**EXERCISE MATERIAL**
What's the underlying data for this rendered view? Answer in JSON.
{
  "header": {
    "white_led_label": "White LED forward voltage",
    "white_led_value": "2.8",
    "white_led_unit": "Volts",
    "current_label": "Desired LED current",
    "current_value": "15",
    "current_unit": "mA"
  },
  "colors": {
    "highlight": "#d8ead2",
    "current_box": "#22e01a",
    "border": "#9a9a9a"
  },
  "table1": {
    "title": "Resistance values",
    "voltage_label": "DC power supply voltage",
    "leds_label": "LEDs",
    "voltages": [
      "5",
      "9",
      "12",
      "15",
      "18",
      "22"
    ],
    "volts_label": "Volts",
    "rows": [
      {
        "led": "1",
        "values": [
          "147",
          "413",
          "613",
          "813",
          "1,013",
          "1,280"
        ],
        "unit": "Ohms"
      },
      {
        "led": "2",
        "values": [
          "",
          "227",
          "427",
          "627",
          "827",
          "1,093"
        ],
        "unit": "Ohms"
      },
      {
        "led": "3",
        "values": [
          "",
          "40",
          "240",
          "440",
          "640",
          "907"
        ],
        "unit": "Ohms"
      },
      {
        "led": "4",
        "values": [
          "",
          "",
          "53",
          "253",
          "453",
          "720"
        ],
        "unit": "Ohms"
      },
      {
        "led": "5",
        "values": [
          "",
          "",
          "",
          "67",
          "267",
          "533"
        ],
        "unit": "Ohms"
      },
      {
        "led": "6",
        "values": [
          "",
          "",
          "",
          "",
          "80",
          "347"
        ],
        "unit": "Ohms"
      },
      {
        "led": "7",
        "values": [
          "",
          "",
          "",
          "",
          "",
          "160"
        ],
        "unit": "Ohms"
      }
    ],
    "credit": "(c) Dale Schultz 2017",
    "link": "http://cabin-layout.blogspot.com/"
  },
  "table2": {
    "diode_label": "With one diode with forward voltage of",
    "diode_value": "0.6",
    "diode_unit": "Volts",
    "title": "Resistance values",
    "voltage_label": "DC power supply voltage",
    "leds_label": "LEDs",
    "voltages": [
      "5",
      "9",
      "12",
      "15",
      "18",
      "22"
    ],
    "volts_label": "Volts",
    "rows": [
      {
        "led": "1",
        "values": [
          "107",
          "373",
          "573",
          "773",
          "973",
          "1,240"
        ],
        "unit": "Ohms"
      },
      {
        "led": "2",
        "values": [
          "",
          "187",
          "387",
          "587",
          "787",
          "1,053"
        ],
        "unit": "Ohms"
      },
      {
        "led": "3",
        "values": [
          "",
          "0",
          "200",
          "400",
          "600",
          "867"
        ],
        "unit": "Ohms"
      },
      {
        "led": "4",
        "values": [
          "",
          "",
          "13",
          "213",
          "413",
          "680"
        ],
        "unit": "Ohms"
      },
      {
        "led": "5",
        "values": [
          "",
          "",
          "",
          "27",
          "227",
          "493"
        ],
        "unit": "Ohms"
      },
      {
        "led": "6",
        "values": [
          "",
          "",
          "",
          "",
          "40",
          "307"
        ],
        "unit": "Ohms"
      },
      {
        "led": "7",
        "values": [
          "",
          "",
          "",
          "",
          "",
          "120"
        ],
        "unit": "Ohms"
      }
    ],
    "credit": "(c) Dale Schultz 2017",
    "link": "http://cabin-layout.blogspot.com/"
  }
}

**GOAL OF THE EXERCISE**
Return all of the entries exactly as written.

**EXERCISE RESULT**
What's the underlying data for this rendered view? Answer in JSON.
{
  "header": {
    "white_led_label": "White LED forward voltage",
    "white_led_value": "2.8",
    "white_led_unit": "Volts",
    "current_label": "Desired LED current",
    "current_value": "15",
    "current_unit": "mA"
  },
  "colors": {
    "highlight": "#d8ead2",
    "current_box": "#22e01a",
    "border": "#9a9a9a"
  },
  "table1": {
    "title": "Resistance values",
    "voltage_label": "DC power supply voltage",
    "leds_label": "LEDs",
    "voltages": [
      "5",
      "9",
      "12",
      "15",
      "18",
      "22"
    ],
    "volts_label": "Volts",
    "rows": [
      {
        "led": "1",
        "values": [
          "147",
          "413",
          "613",
          "813",
          "1,013",
          "1,280"
        ],
        "unit": "Ohms"
      },
      {
        "led": "2",
        "values": [
          "",
          "227",
          "427",
          "627",
          "827",
          "1,093"
        ],
        "unit": "Ohms"
      },
      {
        "led": "3",
        "values": [
          "",
          "40",
          "240",
          "440",
          "640",
          "907"
        ],
        "unit": "Ohms"
      },
      {
        "led": "4",
        "values": [
          "",
          "",
          "53",
          "253",
          "453",
          "720"
        ],
        "unit": "Ohms"
      },
      {
        "led": "5",
        "values": [
          "",
          "",
          "",
          "67",
          "267",
          "533"
        ],
        "unit": "Ohms"
      },
      {
        "led": "6",
        "values": [
          "",
          "",
          "",
          "",
          "80",
          "347"
        ],
        "unit": "Ohms"
      },
      {
        "led": "7",
        "values": [
          "",
          "",
          "",
          "",
          "",
          "160"
        ],
        "unit": "Ohms"
      }
    ],
    "credit": "(c) Dale Schultz 2017",
    "link": "http://cabin-layout.blogspot.com/"
  },
  "table2": {
    "diode_label": "With one diode with forward voltage of",
    "diode_value": "0.6",
    "diode_unit": "Volts",
    "title": "Resistance values",
    "voltage_label": "DC power supply voltage",
    "leds_label": "LEDs",
    "voltages": [
      "5",
      "9",
      "12",
      "15",
      "18",
      "22"
    ],
    "volts_label": "Volts",
    "rows": [
      {
        "led": "1",
        "values": [
          "107",
          "373",
          "573",
          "773",
          "973",
          "1,240"
        ],
        "unit": "Ohms"
      },
      {
        "led": "2",
        "values": [
          "",
          "187",
          "387",
          "587",
          "787",
          "1,053"
        ],
        "unit": "Ohms"
      },
      {
        "led": "3",
        "values": [
          "",
          "0",
          "200",
          "400",
          "600",
          "867"
        ],
        "unit": "Ohms"
      },
      {
        "led": "4",
        "values": [
          "",
          "",
          "13",
          "213",
          "413",
          "680"
        ],
        "unit": "Ohms"
      },
      {
        "led": "5",
        "values": [
          "",
          "",
          "",
          "27",
          "227",
          "493"
        ],
        "unit": "Ohms"
      },
      {
        "led": "6",
        "values": [
          "",
          "",
          "",
          "",
          "40",
          "307"
        ],
        "unit": "Ohms"
      },
      {
        "led": "7",
        "values": [
          "",
          "",
          "",
          "",
          "",
          "120"
        ],
        "unit": "Ohms"
      }
    ],
    "credit": "(c) Dale Schultz 2017",
    "link": "http://cabin-layout.blogspot.com/"
  }
}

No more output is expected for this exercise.